Records about charts and figures:
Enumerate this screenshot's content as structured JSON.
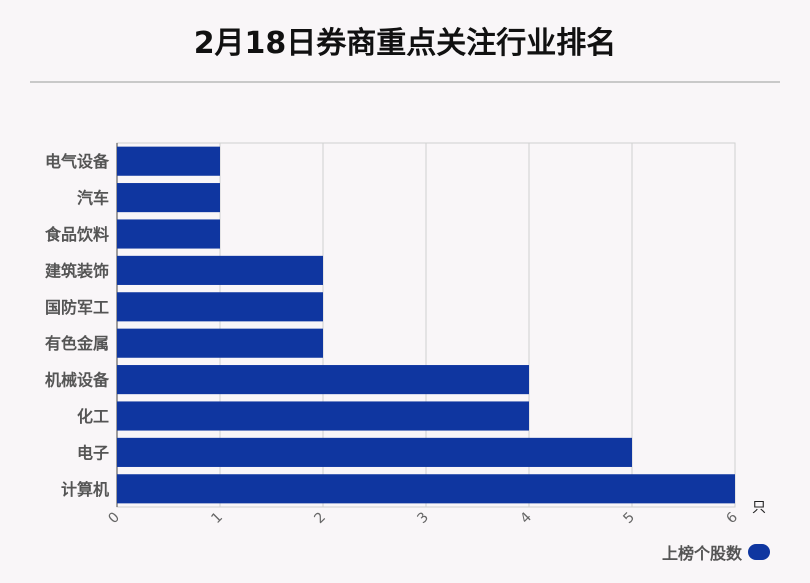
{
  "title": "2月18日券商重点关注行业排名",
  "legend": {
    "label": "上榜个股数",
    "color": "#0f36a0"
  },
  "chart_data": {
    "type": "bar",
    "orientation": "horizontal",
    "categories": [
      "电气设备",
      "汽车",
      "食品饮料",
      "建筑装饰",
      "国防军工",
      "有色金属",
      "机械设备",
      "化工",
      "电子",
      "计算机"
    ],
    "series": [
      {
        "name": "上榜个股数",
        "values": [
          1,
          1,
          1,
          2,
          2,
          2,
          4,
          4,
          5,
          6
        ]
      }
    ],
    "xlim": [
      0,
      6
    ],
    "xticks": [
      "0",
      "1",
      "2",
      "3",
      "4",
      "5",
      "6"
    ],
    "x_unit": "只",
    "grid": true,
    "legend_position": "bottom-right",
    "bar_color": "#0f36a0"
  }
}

==

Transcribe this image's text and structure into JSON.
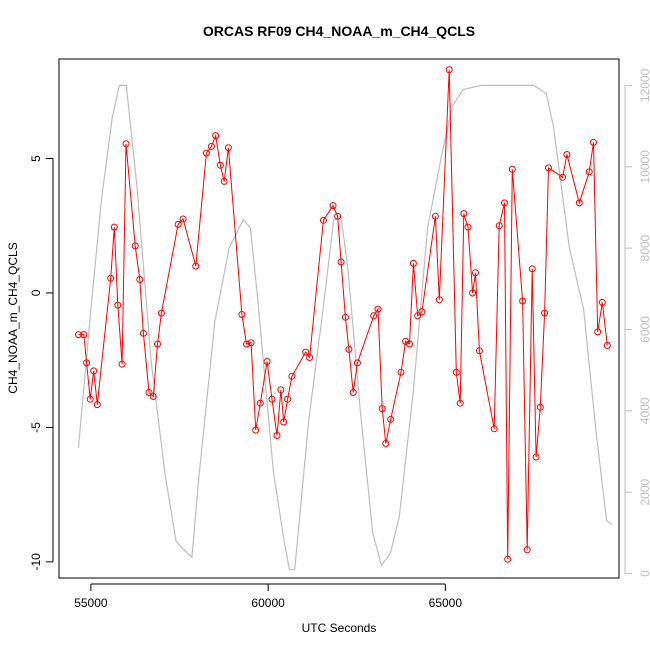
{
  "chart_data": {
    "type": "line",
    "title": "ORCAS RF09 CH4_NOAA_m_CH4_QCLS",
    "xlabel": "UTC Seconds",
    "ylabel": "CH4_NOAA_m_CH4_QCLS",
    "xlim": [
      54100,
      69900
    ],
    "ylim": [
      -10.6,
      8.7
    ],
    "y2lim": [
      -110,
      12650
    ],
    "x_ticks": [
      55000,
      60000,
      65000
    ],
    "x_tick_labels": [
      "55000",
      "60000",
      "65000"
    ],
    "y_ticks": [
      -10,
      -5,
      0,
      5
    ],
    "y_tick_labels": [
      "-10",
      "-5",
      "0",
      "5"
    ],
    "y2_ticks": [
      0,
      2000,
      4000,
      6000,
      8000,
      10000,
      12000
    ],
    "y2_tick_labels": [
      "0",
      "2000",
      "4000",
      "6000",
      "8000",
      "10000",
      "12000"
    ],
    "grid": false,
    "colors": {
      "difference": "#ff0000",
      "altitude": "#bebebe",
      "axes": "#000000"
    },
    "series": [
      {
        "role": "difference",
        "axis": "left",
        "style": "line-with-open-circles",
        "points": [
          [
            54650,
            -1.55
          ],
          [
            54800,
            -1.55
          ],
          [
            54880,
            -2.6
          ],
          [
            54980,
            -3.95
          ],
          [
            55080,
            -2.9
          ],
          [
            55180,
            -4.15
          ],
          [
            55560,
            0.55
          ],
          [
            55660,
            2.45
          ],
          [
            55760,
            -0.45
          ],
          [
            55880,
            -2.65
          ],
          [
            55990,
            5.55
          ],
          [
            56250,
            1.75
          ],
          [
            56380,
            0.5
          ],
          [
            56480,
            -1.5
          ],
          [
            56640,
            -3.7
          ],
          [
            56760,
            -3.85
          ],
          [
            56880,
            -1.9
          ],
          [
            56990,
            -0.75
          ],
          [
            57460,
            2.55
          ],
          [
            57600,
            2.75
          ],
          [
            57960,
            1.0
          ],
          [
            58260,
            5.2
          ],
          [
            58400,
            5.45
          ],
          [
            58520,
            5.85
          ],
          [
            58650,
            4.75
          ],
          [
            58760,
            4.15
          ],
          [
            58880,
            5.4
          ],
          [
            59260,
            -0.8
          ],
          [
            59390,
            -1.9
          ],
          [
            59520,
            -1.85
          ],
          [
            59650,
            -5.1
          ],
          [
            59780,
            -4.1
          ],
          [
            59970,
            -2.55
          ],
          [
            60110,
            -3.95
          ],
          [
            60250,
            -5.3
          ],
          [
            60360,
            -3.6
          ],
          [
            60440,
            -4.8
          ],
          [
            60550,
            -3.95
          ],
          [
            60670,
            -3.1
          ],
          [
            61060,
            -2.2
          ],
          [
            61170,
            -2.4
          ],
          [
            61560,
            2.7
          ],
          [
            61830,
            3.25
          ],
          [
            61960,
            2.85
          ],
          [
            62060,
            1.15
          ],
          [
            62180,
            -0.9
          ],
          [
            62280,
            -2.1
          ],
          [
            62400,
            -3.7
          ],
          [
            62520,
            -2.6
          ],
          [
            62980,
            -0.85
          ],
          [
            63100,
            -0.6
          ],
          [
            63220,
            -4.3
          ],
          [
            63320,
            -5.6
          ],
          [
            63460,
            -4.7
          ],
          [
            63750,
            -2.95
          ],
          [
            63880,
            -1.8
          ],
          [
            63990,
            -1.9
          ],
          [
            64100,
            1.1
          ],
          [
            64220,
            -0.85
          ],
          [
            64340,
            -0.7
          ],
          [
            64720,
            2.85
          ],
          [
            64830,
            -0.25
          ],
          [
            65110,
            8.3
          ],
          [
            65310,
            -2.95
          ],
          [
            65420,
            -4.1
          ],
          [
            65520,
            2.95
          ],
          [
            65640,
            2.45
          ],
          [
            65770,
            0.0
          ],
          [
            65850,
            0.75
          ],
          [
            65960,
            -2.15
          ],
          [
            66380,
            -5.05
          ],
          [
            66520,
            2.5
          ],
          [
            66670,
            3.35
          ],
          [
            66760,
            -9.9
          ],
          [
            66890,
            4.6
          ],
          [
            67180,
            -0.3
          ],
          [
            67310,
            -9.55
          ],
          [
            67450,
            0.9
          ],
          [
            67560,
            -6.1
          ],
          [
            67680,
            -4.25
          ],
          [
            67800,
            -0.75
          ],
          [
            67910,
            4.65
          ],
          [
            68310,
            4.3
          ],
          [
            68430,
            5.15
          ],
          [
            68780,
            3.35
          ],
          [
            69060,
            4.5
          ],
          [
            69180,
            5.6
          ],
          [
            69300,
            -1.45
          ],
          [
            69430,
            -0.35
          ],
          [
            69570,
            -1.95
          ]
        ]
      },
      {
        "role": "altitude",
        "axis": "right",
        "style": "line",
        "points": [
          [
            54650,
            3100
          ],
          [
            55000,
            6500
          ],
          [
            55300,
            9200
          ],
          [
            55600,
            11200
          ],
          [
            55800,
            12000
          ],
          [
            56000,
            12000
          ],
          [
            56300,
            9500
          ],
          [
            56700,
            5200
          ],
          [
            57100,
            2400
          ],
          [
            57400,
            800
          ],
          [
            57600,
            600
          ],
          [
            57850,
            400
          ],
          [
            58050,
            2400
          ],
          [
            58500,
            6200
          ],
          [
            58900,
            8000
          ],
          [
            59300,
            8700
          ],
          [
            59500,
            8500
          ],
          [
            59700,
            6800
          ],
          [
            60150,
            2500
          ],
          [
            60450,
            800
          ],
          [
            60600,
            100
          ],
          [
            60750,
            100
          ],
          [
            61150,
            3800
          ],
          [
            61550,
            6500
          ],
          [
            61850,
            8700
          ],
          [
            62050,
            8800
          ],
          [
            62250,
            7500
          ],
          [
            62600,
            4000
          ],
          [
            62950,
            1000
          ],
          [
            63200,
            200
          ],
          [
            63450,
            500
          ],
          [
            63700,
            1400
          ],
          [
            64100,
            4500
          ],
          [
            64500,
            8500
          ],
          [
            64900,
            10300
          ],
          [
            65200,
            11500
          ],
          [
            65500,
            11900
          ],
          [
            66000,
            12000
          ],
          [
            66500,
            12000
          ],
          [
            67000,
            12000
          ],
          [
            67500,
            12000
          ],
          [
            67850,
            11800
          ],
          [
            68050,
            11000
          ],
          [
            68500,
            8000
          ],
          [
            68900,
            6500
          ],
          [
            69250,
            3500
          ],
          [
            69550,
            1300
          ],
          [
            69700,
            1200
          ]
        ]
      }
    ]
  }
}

▶ **EXERCISE DIRECTIONS**
Reply with the number of lines in the data that include the string "right" and nothing else.

▶ **RESPONSE**
2